Extracted information.
=-=-=

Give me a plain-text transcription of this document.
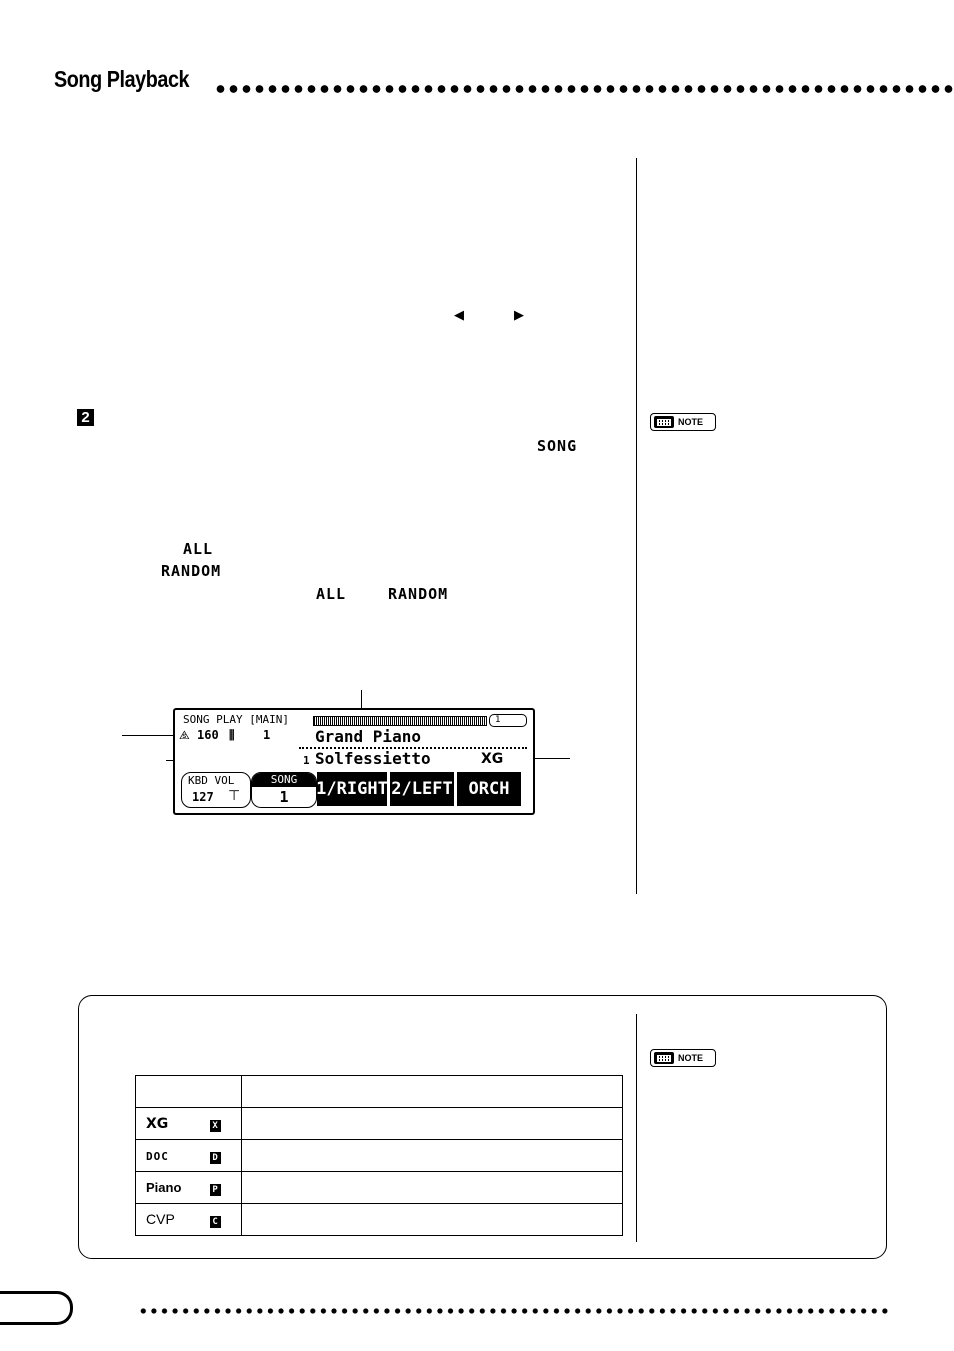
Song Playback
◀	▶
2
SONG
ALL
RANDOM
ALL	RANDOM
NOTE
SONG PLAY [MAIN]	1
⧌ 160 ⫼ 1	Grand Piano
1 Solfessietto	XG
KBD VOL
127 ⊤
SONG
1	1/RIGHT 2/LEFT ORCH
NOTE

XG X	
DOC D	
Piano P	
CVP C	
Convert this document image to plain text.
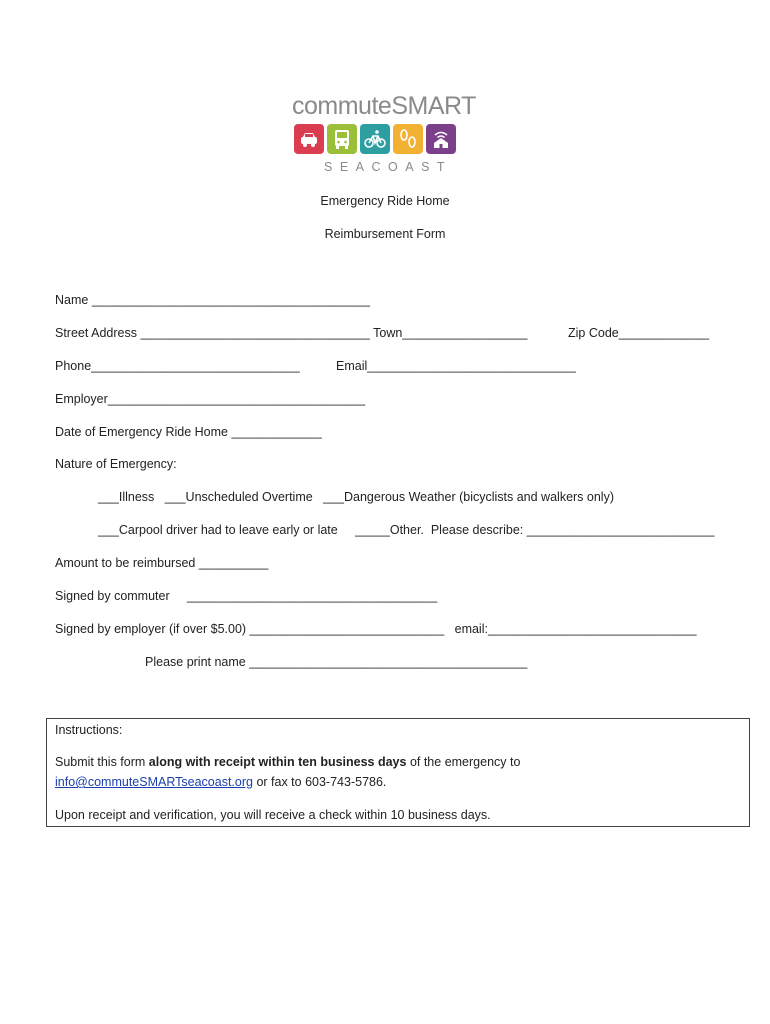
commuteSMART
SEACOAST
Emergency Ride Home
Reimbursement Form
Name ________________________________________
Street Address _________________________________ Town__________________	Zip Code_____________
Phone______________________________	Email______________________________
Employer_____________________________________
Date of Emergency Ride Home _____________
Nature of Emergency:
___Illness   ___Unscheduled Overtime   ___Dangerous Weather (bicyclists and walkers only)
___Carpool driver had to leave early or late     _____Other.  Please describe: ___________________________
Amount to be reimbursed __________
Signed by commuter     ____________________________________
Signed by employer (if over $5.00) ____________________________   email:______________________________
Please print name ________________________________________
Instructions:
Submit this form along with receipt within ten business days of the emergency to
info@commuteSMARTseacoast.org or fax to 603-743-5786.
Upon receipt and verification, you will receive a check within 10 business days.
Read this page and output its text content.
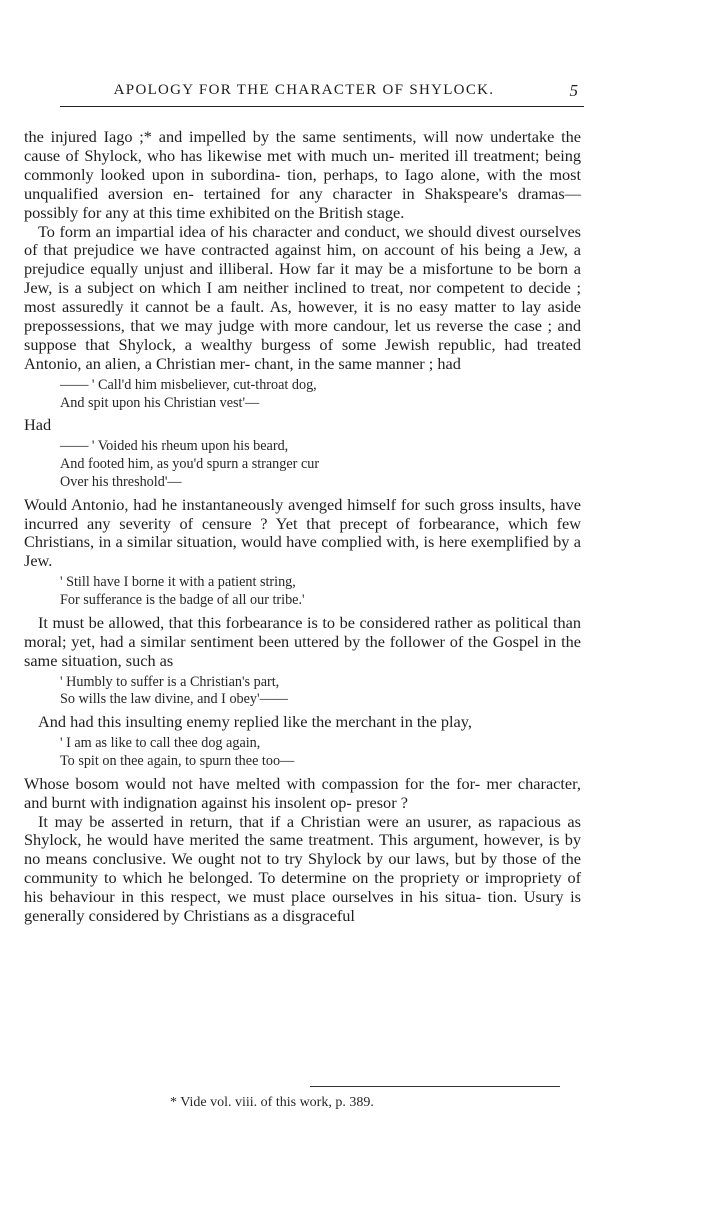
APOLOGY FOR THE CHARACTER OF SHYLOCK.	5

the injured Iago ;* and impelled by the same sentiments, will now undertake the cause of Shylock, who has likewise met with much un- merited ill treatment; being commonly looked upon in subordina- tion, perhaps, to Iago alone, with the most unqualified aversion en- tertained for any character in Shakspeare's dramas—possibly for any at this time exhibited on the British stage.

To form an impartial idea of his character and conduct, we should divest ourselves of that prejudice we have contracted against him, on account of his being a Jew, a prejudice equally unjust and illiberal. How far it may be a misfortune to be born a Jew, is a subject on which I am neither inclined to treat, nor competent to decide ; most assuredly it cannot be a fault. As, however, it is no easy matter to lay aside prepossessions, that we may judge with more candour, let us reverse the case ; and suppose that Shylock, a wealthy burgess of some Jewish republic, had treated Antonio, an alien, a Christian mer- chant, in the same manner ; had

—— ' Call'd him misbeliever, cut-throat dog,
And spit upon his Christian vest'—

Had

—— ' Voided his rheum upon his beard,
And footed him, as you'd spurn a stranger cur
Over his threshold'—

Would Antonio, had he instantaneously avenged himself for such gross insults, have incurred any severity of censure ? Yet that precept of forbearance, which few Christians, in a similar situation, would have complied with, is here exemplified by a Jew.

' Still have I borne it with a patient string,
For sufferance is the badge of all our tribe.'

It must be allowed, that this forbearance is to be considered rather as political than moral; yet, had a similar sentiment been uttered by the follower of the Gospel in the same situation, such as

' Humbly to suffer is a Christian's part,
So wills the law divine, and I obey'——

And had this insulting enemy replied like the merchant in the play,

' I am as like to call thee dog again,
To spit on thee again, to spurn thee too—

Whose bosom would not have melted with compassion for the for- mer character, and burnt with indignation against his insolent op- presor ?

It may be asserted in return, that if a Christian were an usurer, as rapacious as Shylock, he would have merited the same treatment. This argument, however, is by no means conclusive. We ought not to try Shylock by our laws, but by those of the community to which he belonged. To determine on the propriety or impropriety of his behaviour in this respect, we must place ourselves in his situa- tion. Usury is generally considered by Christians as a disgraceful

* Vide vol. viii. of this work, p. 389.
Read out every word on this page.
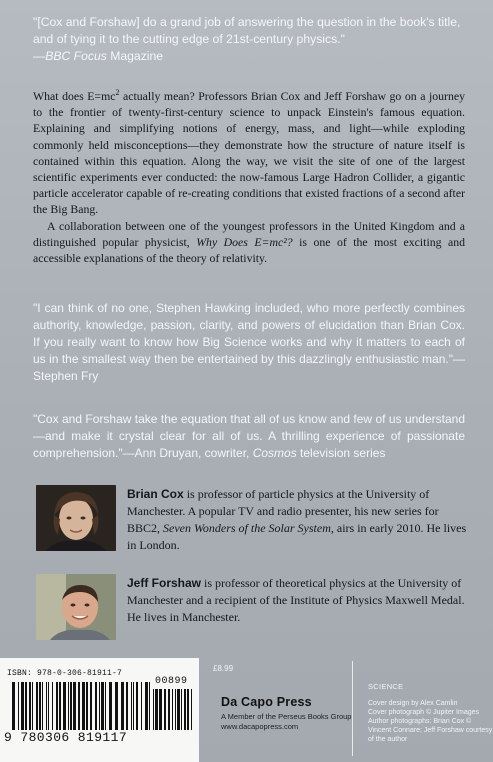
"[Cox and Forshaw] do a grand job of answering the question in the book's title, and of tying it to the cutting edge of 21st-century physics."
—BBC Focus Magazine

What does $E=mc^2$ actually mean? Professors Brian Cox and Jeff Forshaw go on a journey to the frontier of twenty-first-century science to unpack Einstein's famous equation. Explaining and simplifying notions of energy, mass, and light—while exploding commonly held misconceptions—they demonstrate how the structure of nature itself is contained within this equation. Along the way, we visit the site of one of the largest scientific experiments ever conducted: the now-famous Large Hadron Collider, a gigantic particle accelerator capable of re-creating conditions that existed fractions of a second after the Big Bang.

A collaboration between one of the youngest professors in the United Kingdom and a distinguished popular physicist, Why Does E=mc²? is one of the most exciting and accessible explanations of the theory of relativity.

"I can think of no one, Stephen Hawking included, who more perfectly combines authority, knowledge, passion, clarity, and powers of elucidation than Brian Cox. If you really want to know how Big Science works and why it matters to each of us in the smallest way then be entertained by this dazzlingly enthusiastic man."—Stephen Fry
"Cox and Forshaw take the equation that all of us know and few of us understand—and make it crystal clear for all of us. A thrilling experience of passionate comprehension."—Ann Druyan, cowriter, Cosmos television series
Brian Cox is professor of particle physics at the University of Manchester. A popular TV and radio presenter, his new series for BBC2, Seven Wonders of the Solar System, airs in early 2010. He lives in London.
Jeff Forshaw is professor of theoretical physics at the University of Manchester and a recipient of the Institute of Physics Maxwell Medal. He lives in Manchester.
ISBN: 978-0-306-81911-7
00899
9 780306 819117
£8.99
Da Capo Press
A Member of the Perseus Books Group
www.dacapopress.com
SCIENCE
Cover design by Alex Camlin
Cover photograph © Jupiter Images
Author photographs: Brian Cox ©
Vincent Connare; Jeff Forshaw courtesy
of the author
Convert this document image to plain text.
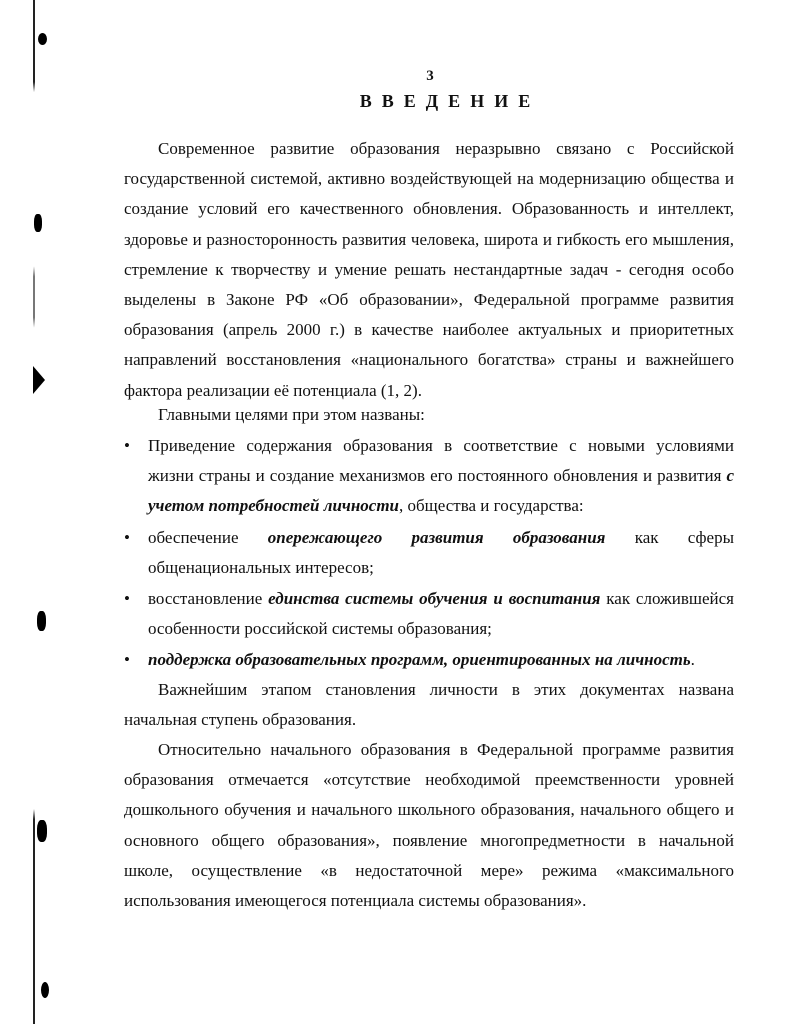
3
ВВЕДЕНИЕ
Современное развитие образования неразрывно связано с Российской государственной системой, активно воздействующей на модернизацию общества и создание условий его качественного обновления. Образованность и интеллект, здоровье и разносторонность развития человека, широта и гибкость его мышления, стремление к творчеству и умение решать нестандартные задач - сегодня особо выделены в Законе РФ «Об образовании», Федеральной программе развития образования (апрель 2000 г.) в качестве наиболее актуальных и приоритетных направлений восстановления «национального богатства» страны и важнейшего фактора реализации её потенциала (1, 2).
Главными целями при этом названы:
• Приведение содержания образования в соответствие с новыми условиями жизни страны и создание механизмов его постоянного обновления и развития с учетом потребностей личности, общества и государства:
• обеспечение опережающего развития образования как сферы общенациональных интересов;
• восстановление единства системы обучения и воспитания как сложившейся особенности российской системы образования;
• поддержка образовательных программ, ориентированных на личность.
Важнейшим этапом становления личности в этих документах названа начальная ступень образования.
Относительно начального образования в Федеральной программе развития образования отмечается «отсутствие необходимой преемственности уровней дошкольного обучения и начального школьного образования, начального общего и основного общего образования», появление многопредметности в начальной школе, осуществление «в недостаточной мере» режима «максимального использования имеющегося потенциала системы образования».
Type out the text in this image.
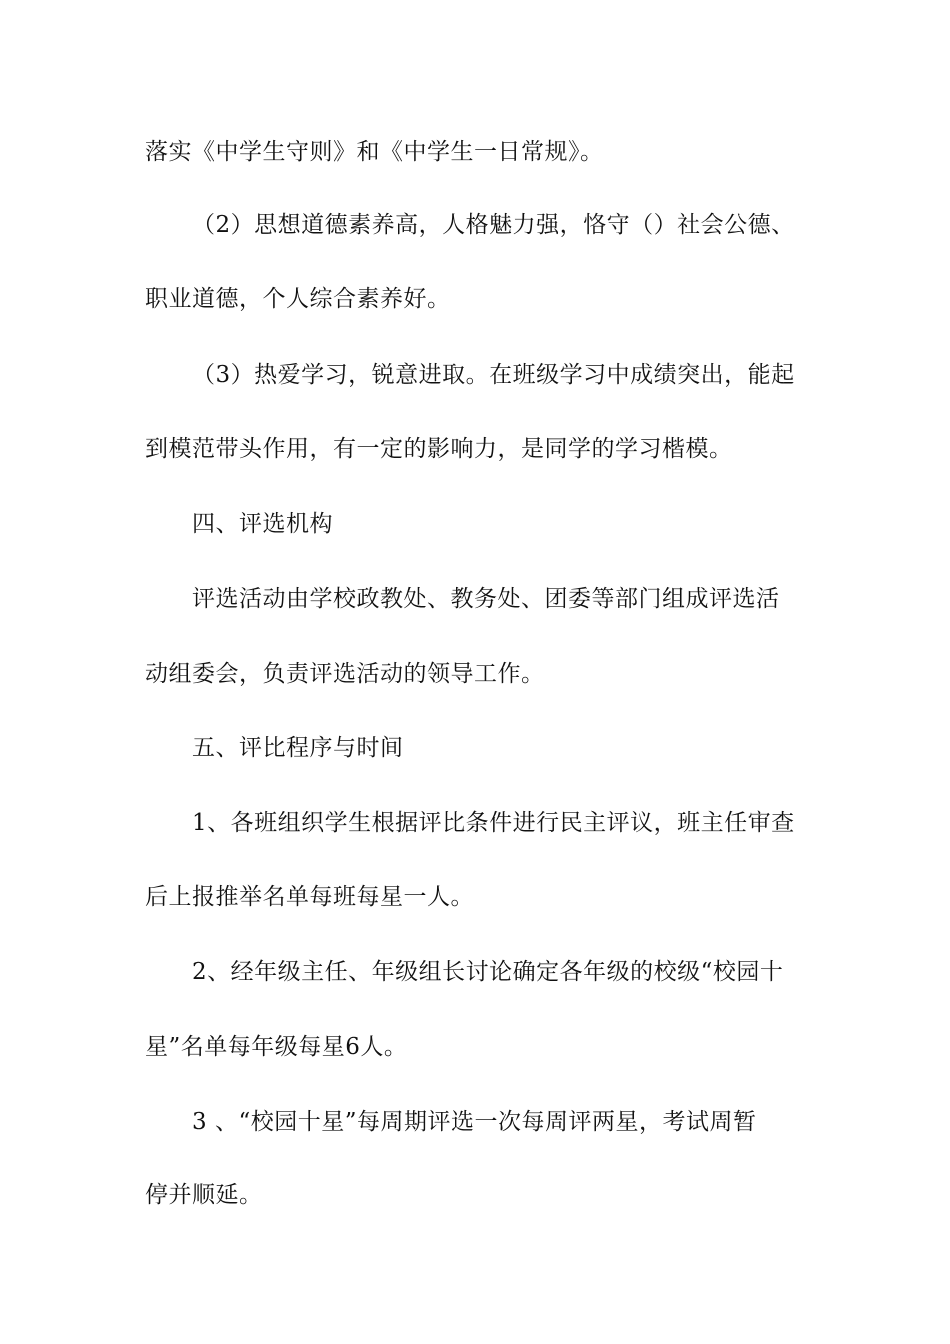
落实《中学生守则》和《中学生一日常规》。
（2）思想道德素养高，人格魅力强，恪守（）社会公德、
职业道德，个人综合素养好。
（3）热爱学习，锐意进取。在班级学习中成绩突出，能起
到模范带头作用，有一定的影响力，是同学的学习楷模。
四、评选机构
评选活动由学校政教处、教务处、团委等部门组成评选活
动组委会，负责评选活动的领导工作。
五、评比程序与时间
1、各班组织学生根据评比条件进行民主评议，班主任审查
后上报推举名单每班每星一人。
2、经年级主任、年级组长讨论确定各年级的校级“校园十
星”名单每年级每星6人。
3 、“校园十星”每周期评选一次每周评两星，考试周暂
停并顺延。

=-=-=

Prompt.
Reproduce all entries without any change, and omit the pictures.

Full output.
Give me a plain-text transcription of this document.
Song Playback
◀	▶
2
SONG
ALL
RANDOM
ALL	RANDOM
NOTE
SONG PLAY [MAIN]	1
⧌ 160 ⫼ 1	Grand Piano
1 Solfessietto	XG
KBD VOL
127 ⊤
SONG
1	1/RIGHT 2/LEFT ORCH
NOTE

XG X	
DOC D	
Piano P	
CVP C	
Convert this document image to plain text.
commuteSMART
SEACOAST
Emergency Ride Home
Reimbursement Form
Name ________________________________________
Street Address _________________________________ Town__________________	Zip Code_____________
Phone______________________________	Email______________________________
Employer_____________________________________
Date of Emergency Ride Home _____________
Nature of Emergency:
___Illness   ___Unscheduled Overtime   ___Dangerous Weather (bicyclists and walkers only)
___Carpool driver had to leave early or late     _____Other.  Please describe: ___________________________
Amount to be reimbursed __________
Signed by commuter     ____________________________________
Signed by employer (if over $5.00) ____________________________   email:______________________________
Please print name ________________________________________
Instructions:
Submit this form along with receipt within ten business days of the emergency to
info@commuteSMARTseacoast.org or fax to 603-743-5786.
Upon receipt and verification, you will receive a check within 10 business days.
Read this page and output its text content.
APOLOGY FOR THE CHARACTER OF SHYLOCK.	5

the injured Iago ;* and impelled by the same sentiments, will now undertake the cause of Shylock, who has likewise met with much un- merited ill treatment; being commonly looked upon in subordina- tion, perhaps, to Iago alone, with the most unqualified aversion en- tertained for any character in Shakspeare's dramas—possibly for any at this time exhibited on the British stage.

To form an impartial idea of his character and conduct, we should divest ourselves of that prejudice we have contracted against him, on account of his being a Jew, a prejudice equally unjust and illiberal. How far it may be a misfortune to be born a Jew, is a subject on which I am neither inclined to treat, nor competent to decide ; most assuredly it cannot be a fault. As, however, it is no easy matter to lay aside prepossessions, that we may judge with more candour, let us reverse the case ; and suppose that Shylock, a wealthy burgess of some Jewish republic, had treated Antonio, an alien, a Christian mer- chant, in the same manner ; had

—— ' Call'd him misbeliever, cut-throat dog,
And spit upon his Christian vest'—

Had

—— ' Voided his rheum upon his beard,
And footed him, as you'd spurn a stranger cur
Over his threshold'—

Would Antonio, had he instantaneously avenged himself for such gross insults, have incurred any severity of censure ? Yet that precept of forbearance, which few Christians, in a similar situation, would have complied with, is here exemplified by a Jew.

' Still have I borne it with a patient string,
For sufferance is the badge of all our tribe.'

It must be allowed, that this forbearance is to be considered rather as political than moral; yet, had a similar sentiment been uttered by the follower of the Gospel in the same situation, such as

' Humbly to suffer is a Christian's part,
So wills the law divine, and I obey'——

And had this insulting enemy replied like the merchant in the play,

' I am as like to call thee dog again,
To spit on thee again, to spurn thee too—

Whose bosom would not have melted with compassion for the for- mer character, and burnt with indignation against his insolent op- presor ?

It may be asserted in return, that if a Christian were an usurer, as rapacious as Shylock, he would have merited the same treatment. This argument, however, is by no means conclusive. We ought not to try Shylock by our laws, but by those of the community to which he belonged. To determine on the propriety or impropriety of his behaviour in this respect, we must place ourselves in his situa- tion. Usury is generally considered by Christians as a disgraceful

* Vide vol. viii. of this work, p. 389.
Read out every word on this page.
"[Cox and Forshaw] do a grand job of answering the question in the book's title, and of tying it to the cutting edge of 21st-century physics."
—BBC Focus Magazine

What does $E=mc^2$ actually mean? Professors Brian Cox and Jeff Forshaw go on a journey to the frontier of twenty-first-century science to unpack Einstein's famous equation. Explaining and simplifying notions of energy, mass, and light—while exploding commonly held misconceptions—they demonstrate how the structure of nature itself is contained within this equation. Along the way, we visit the site of one of the largest scientific experiments ever conducted: the now-famous Large Hadron Collider, a gigantic particle accelerator capable of re-creating conditions that existed fractions of a second after the Big Bang.

A collaboration between one of the youngest professors in the United Kingdom and a distinguished popular physicist, Why Does E=mc²? is one of the most exciting and accessible explanations of the theory of relativity.

"I can think of no one, Stephen Hawking included, who more perfectly combines authority, knowledge, passion, clarity, and powers of elucidation than Brian Cox. If you really want to know how Big Science works and why it matters to each of us in the smallest way then be entertained by this dazzlingly enthusiastic man."—Stephen Fry
"Cox and Forshaw take the equation that all of us know and few of us understand—and make it crystal clear for all of us. A thrilling experience of passionate comprehension."—Ann Druyan, cowriter, Cosmos television series
Brian Cox is professor of particle physics at the University of Manchester. A popular TV and radio presenter, his new series for BBC2, Seven Wonders of the Solar System, airs in early 2010. He lives in London.
Jeff Forshaw is professor of theoretical physics at the University of Manchester and a recipient of the Institute of Physics Maxwell Medal. He lives in Manchester.
ISBN: 978-0-306-81911-7
00899
9 780306 819117
£8.99
Da Capo Press
A Member of the Perseus Books Group
www.dacapopress.com
SCIENCE
Cover design by Alex Camlin
Cover photograph © Jupiter Images
Author photographs: Brian Cox ©
Vincent Connare; Jeff Forshaw courtesy
of the author
Convert this document image to plain text.
3
ВВЕДЕНИЕ
Современное развитие образования неразрывно связано с Российской государственной системой, активно воздействующей на модернизацию общества и создание условий его качественного обновления. Образованность и интеллект, здоровье и разносторонность развития человека, широта и гибкость его мышления, стремление к творчеству и умение решать нестандартные задач - сегодня особо выделены в Законе РФ «Об образовании», Федеральной программе развития образования (апрель 2000 г.) в качестве наиболее актуальных и приоритетных направлений восстановления «национального богатства» страны и важнейшего фактора реализации её потенциала (1, 2).
Главными целями при этом названы:
• Приведение содержания образования в соответствие с новыми условиями жизни страны и создание механизмов его постоянного обновления и развития с учетом потребностей личности, общества и государства:
• обеспечение опережающего развития образования как сферы общенациональных интересов;
• восстановление единства системы обучения и воспитания как сложившейся особенности российской системы образования;
• поддержка образовательных программ, ориентированных на личность.
Важнейшим этапом становления личности в этих документах названа начальная ступень образования.
Относительно начального образования в Федеральной программе развития образования отмечается «отсутствие необходимой преемственности уровней дошкольного обучения и начального школьного образования, начального общего и основного общего образования», появление многопредметности в начальной школе, осуществление «в недостаточной мере» режима «максимального использования имеющегося потенциала системы образования».
Type out the text in this image.
落实《中学生守则》和《中学生一日常规》。
（2）思想道德素养高，人格魅力强，恪守（）社会公德、
职业道德，个人综合素养好。
（3）热爱学习，锐意进取。在班级学习中成绩突出，能起
到模范带头作用，有一定的影响力，是同学的学习楷模。
四、评选机构
评选活动由学校政教处、教务处、团委等部门组成评选活
动组委会，负责评选活动的领导工作。
五、评比程序与时间
1、各班组织学生根据评比条件进行民主评议，班主任审查
后上报推举名单每班每星一人。
2、经年级主任、年级组长讨论确定各年级的校级“校园十
星”名单每年级每星6人。
3 、“校园十星”每周期评选一次每周评两星，考试周暂
停并顺延。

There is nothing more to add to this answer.